Set problem: Only a number is wanted. Count the lines holding the string "body".

┌────────

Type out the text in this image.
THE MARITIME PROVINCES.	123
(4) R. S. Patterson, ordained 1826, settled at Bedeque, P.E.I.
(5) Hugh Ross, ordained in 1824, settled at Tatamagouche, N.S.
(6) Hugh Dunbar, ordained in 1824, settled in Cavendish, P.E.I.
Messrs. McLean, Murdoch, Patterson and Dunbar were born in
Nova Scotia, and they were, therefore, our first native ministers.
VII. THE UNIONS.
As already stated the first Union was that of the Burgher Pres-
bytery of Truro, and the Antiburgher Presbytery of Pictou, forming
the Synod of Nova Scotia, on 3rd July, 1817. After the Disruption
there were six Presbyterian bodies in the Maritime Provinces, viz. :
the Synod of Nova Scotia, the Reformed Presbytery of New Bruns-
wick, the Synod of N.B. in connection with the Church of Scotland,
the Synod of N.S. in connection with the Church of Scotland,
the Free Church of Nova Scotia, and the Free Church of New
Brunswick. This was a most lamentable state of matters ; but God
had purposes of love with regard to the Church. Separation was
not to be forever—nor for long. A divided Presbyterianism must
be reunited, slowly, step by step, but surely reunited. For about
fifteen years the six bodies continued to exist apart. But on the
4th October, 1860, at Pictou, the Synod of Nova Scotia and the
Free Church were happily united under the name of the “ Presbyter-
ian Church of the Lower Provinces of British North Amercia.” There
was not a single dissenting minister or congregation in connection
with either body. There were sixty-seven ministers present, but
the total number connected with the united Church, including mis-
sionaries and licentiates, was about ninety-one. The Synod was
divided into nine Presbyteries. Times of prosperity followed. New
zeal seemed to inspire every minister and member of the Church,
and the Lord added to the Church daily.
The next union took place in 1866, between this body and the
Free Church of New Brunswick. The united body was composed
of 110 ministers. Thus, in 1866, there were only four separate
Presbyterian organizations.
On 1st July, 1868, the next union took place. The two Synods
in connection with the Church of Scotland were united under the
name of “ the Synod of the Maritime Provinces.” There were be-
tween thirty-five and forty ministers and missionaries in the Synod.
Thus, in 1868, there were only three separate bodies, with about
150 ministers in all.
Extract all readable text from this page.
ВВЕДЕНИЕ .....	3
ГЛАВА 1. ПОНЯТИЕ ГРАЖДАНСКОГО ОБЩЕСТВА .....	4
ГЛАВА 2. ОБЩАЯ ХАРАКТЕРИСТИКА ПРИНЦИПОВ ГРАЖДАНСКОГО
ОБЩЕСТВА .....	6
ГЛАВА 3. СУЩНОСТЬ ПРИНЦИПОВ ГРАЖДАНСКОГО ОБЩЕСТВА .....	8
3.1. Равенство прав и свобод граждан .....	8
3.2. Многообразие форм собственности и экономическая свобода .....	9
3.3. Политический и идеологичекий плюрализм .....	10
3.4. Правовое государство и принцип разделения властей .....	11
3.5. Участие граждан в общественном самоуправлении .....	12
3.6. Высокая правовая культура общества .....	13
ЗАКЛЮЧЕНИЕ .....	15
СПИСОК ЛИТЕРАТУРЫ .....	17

└────────

Right answer: 3